-- START RECORDS SUPPLIED --

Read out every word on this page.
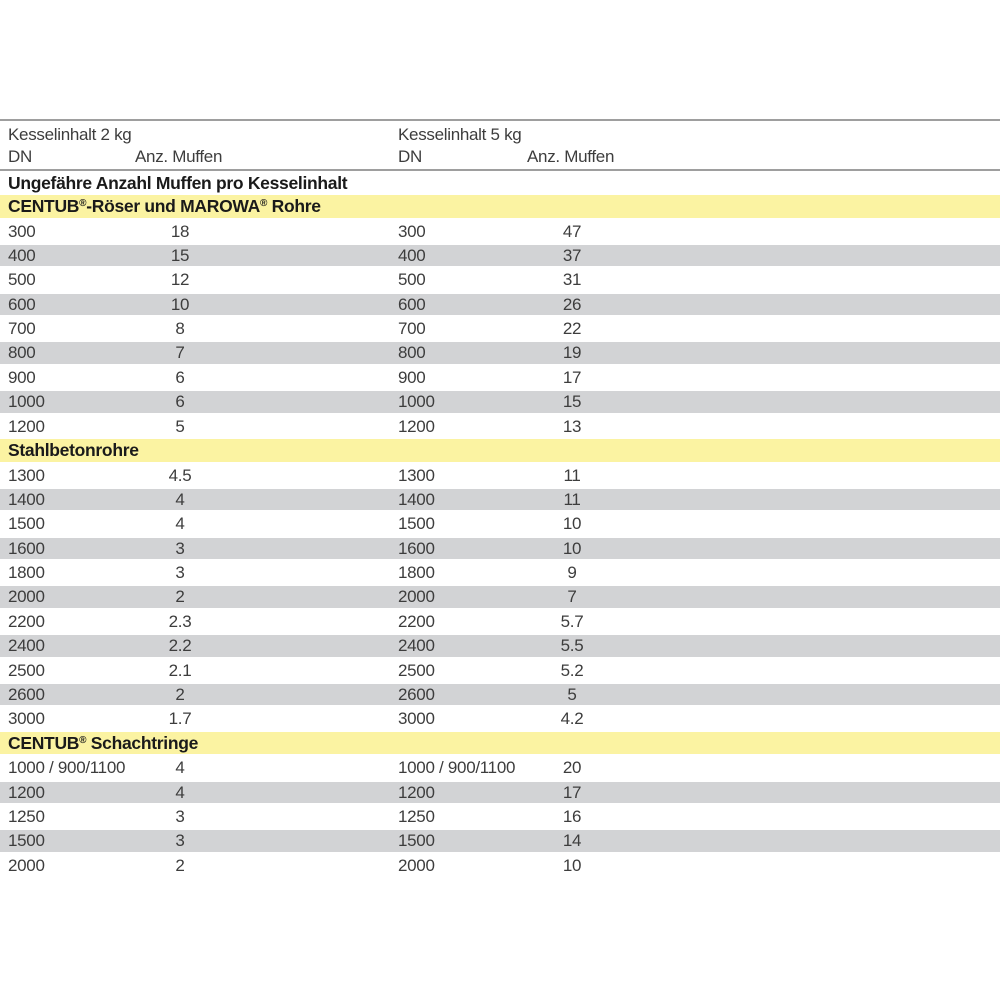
Kesselinhalt 2 kg	Kesselinhalt 5 kg
DN	Anz. Muffen	DN	Anz. Muffen
Ungefähre Anzahl Muffen pro Kesselinhalt
CENTUB®-Röser und MAROWA® Rohre
300	18	300	47
400	15	400	37
500	12	500	31
600	10	600	26
700	8	700	22
800	7	800	19
900	6	900	17
1000	6	1000	15
1200	5	1200	13
Stahlbetonrohre
1300	4.5	1300	11
1400	4	1400	11
1500	4	1500	10
1600	3	1600	10
1800	3	1800	9
2000	2	2000	7
2200	2.3	2200	5.7
2400	2.2	2400	5.5
2500	2.1	2500	5.2
2600	2	2600	5
3000	1.7	3000	4.2
CENTUB® Schachtringe
1000 / 900/1100	4	1000 / 900/1100	20
1200	4	1200	17
1250	3	1250	16
1500	3	1500	14
2000	2	2000	10
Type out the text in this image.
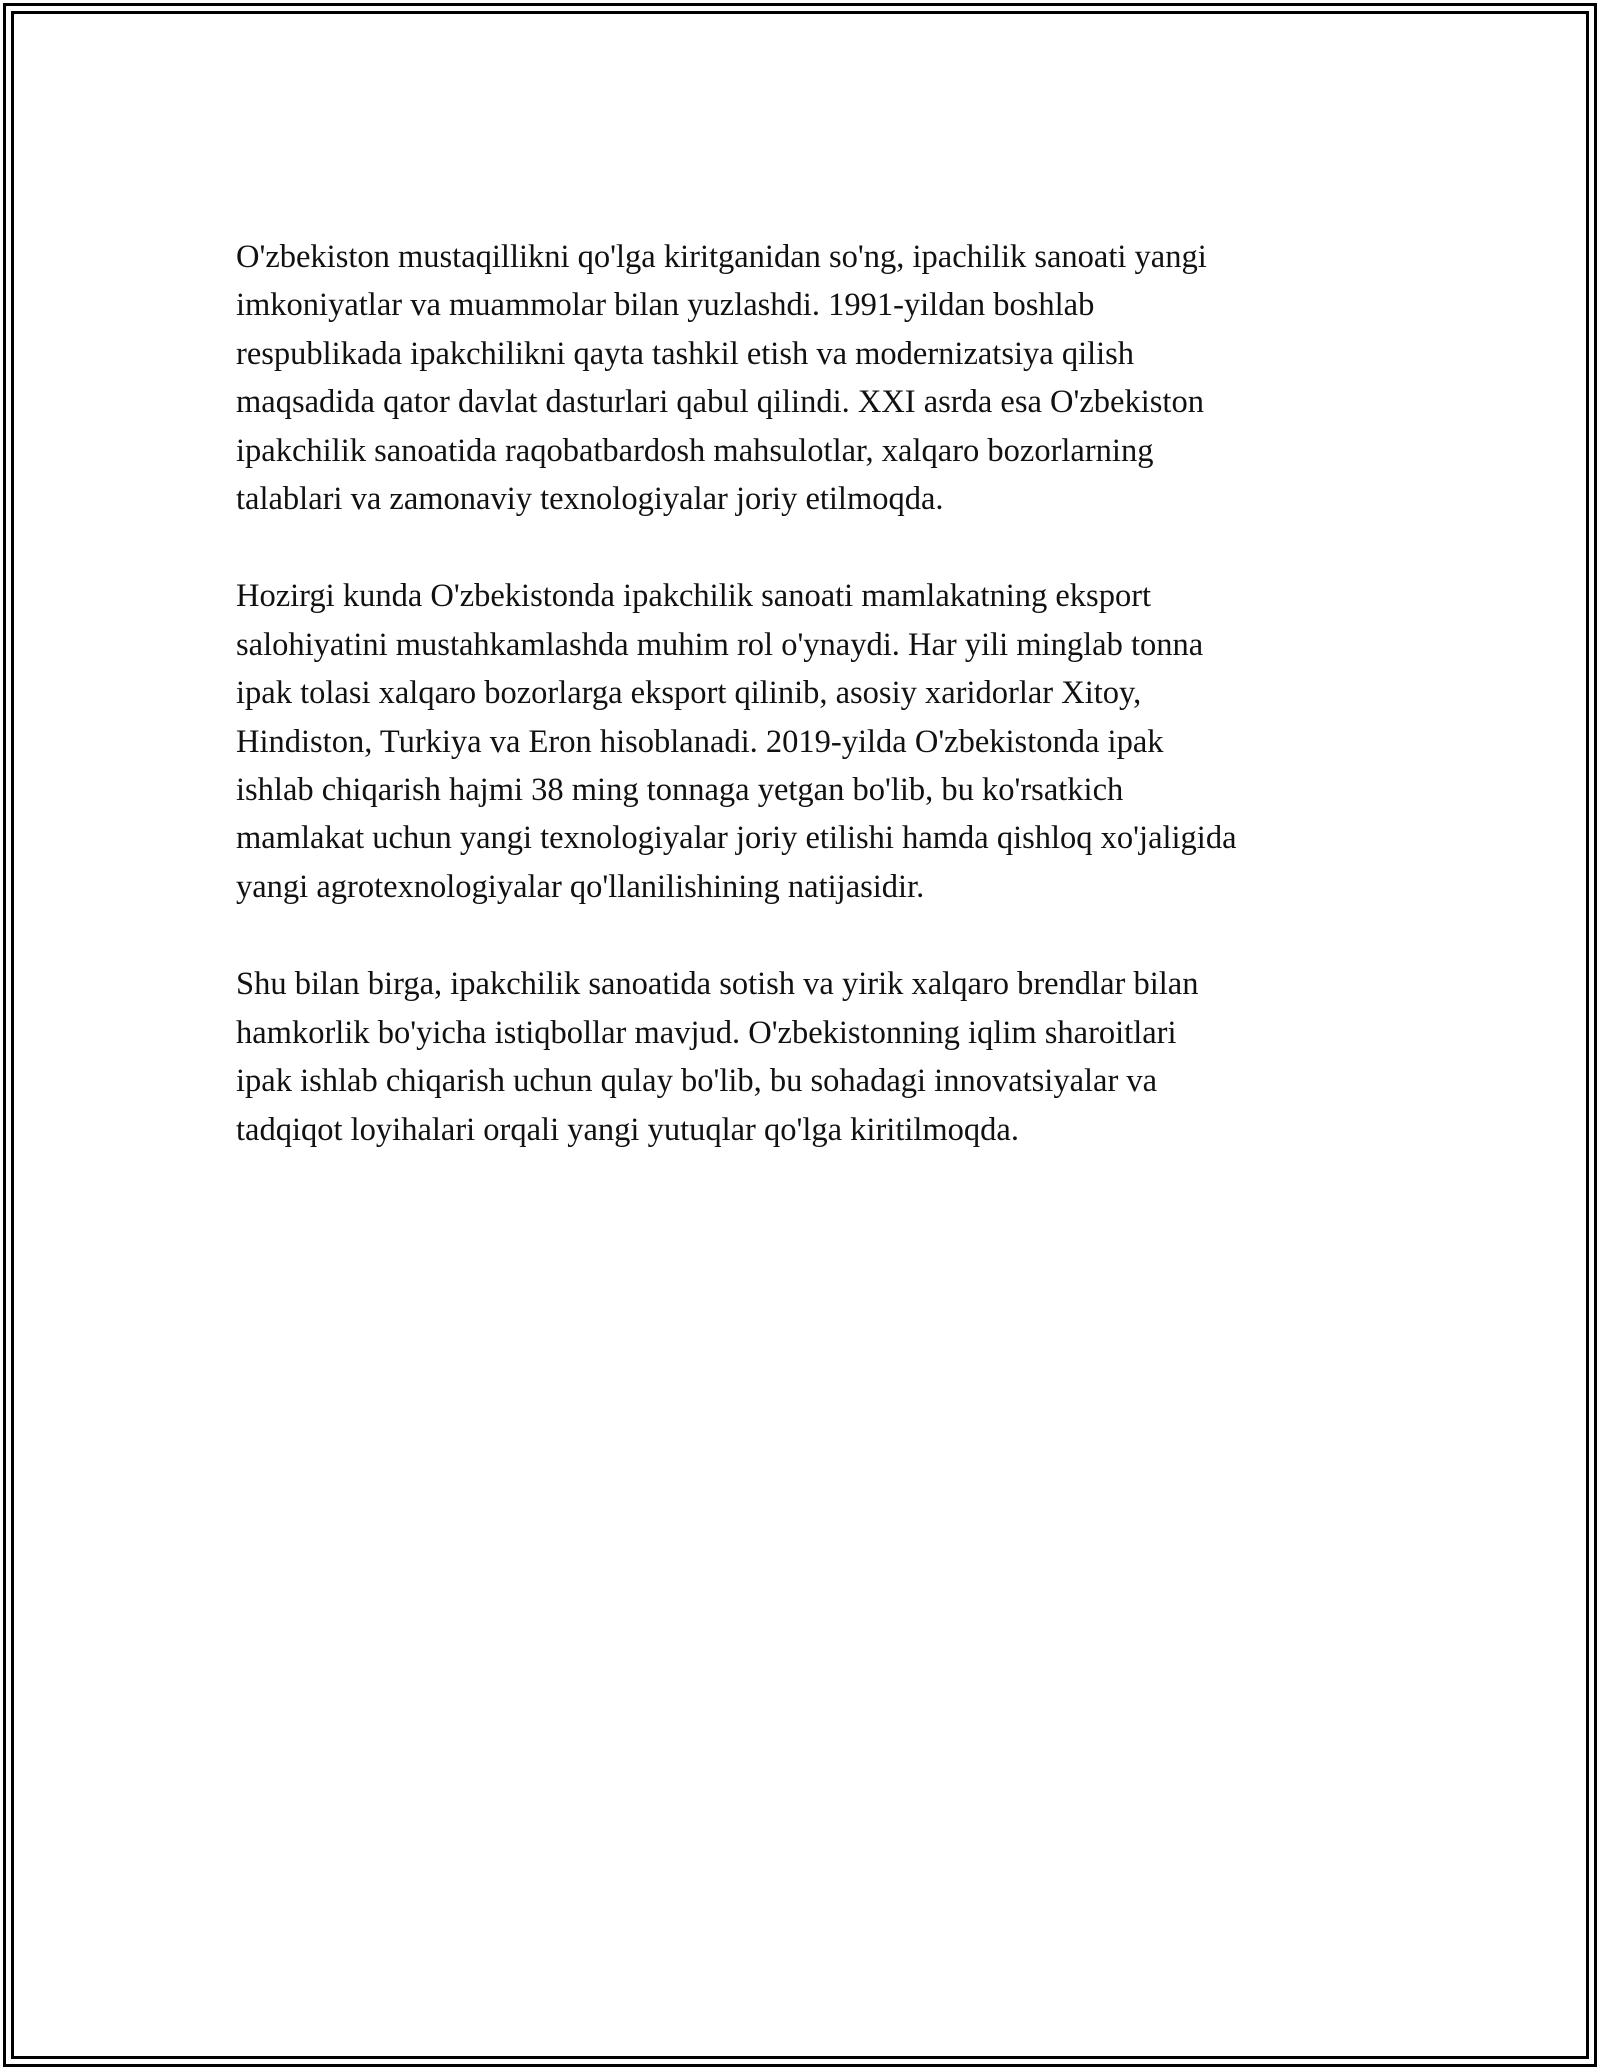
O'zbekiston mustaqillikni qo'lga kiritganidan so'ng, ipachilik sanoati yangi
imkoniyatlar va muammolar bilan yuzlashdi. 1991-yildan boshlab
respublikada ipakchilikni qayta tashkil etish va modernizatsiya qilish
maqsadida qator davlat dasturlari qabul qilindi. XXI asrda esa O'zbekiston
ipakchilik sanoatida raqobatbardosh mahsulotlar, xalqaro bozorlarning
talablari va zamonaviy texnologiyalar joriy etilmoqda.

Hozirgi kunda O'zbekistonda ipakchilik sanoati mamlakatning eksport
salohiyatini mustahkamlashda muhim rol o'ynaydi. Har yili minglab tonna
ipak tolasi xalqaro bozorlarga eksport qilinib, asosiy xaridorlar Xitoy,
Hindiston, Turkiya va Eron hisoblanadi. 2019-yilda O'zbekistonda ipak
ishlab chiqarish hajmi 38 ming tonnaga yetgan bo'lib, bu ko'rsatkich
mamlakat uchun yangi texnologiyalar joriy etilishi hamda qishloq xo'jaligida
yangi agrotexnologiyalar qo'llanilishining natijasidir.

Shu bilan birga, ipakchilik sanoatida sotish va yirik xalqaro brendlar bilan
hamkorlik bo'yicha istiqbollar mavjud. O'zbekistonning iqlim sharoitlari
ipak ishlab chiqarish uchun qulay bo'lib, bu sohadagi innovatsiyalar va
tadqiqot loyihalari orqali yangi yutuqlar qo'lga kiritilmoqda.
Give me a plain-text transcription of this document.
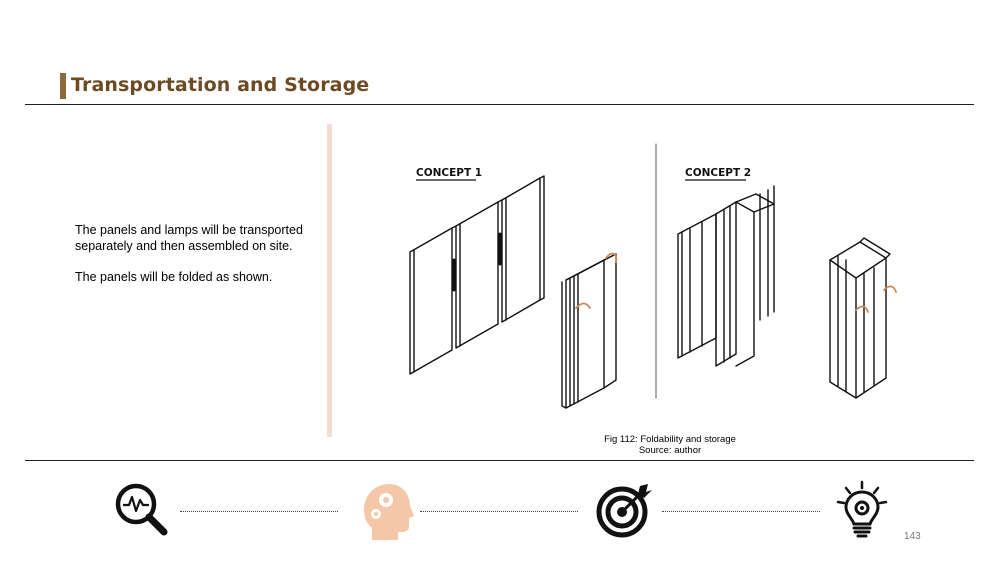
Transportation and Storage

The panels and lamps will be transported separately and then assembled on site.

The panels will be folded as shown.

CONCEPT 1	CONCEPT 2
Fig 112: Foldability and storage
Source: author
143
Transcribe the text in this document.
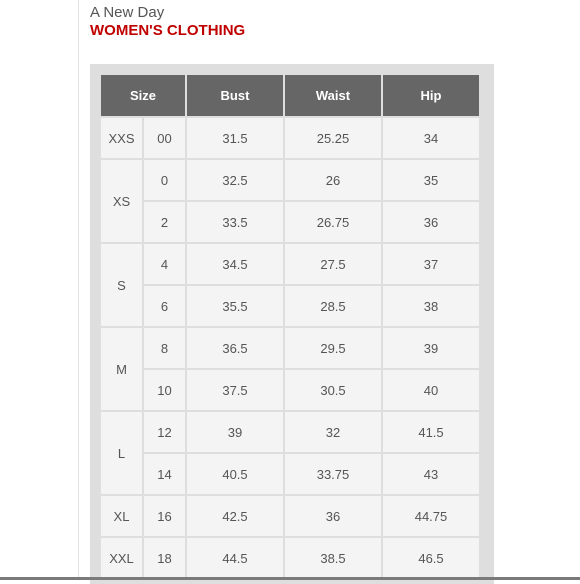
A New Day
WOMEN'S CLOTHING
Size		Bust	Waist	Hip
XXS	00	31.5	25.25	34
XS	0	32.5	26	35
	2	33.5	26.75	36
S	4	34.5	27.5	37
	6	35.5	28.5	38
M	8	36.5	29.5	39
	10	37.5	30.5	40
L	12	39	32	41.5
	14	40.5	33.75	43
XL	16	42.5	36	44.75
XXL	18	44.5	38.5	46.5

-- END RECORDS SUPPLIED --

▸ **WHAT TO WORK ON**: All the lines above are to be given again exactly as they read, with the pictures removed.

▸ **WRITTEN SOLUTION**:
Read out every word on this page.
Kesselinhalt 2 kg	Kesselinhalt 5 kg
DN	Anz. Muffen	DN	Anz. Muffen
Ungefähre Anzahl Muffen pro Kesselinhalt
CENTUB®-Röser und MAROWA® Rohre
300	18	300	47
400	15	400	37
500	12	500	31
600	10	600	26
700	8	700	22
800	7	800	19
900	6	900	17
1000	6	1000	15
1200	5	1200	13
Stahlbetonrohre
1300	4.5	1300	11
1400	4	1400	11
1500	4	1500	10
1600	3	1600	10
1800	3	1800	9
2000	2	2000	7
2200	2.3	2200	5.7
2400	2.2	2400	5.5
2500	2.1	2500	5.2
2600	2	2600	5
3000	1.7	3000	4.2
CENTUB® Schachtringe
1000 / 900/1100	4	1000 / 900/1100	20
1200	4	1200	17
1250	3	1250	16
1500	3	1500	14
2000	2	2000	10
Type out the text in this image.
O'zbekiston mustaqillikni qo'lga kiritganidan so'ng, ipachilik sanoati yangi
imkoniyatlar va muammolar bilan yuzlashdi. 1991-yildan boshlab
respublikada ipakchilikni qayta tashkil etish va modernizatsiya qilish
maqsadida qator davlat dasturlari qabul qilindi. XXI asrda esa O'zbekiston
ipakchilik sanoatida raqobatbardosh mahsulotlar, xalqaro bozorlarning
talablari va zamonaviy texnologiyalar joriy etilmoqda.

Hozirgi kunda O'zbekistonda ipakchilik sanoati mamlakatning eksport
salohiyatini mustahkamlashda muhim rol o'ynaydi. Har yili minglab tonna
ipak tolasi xalqaro bozorlarga eksport qilinib, asosiy xaridorlar Xitoy,
Hindiston, Turkiya va Eron hisoblanadi. 2019-yilda O'zbekistonda ipak
ishlab chiqarish hajmi 38 ming tonnaga yetgan bo'lib, bu ko'rsatkich
mamlakat uchun yangi texnologiyalar joriy etilishi hamda qishloq xo'jaligida
yangi agrotexnologiyalar qo'llanilishining natijasidir.

Shu bilan birga, ipakchilik sanoatida sotish va yirik xalqaro brendlar bilan
hamkorlik bo'yicha istiqbollar mavjud. O'zbekistonning iqlim sharoitlari
ipak ishlab chiqarish uchun qulay bo'lib, bu sohadagi innovatsiyalar va
tadqiqot loyihalari orqali yangi yutuqlar qo'lga kiritilmoqda.
Give me a plain-text transcription of this document.
Transportation and Storage

The panels and lamps will be transported separately and then assembled on site.

The panels will be folded as shown.

CONCEPT 1	CONCEPT 2
Fig 112: Foldability and storage
Source: author
143
Transcribe the text in this document.
A New Day
WOMEN'S CLOTHING
Size		Bust	Waist	Hip
XXS	00	31.5	25.25	34
XS	0	32.5	26	35
	2	33.5	26.75	36
S	4	34.5	27.5	37
	6	35.5	28.5	38
M	8	36.5	29.5	39
	10	37.5	30.5	40
L	12	39	32	41.5
	14	40.5	33.75	43
XL	16	42.5	36	44.75
XXL	18	44.5	38.5	46.5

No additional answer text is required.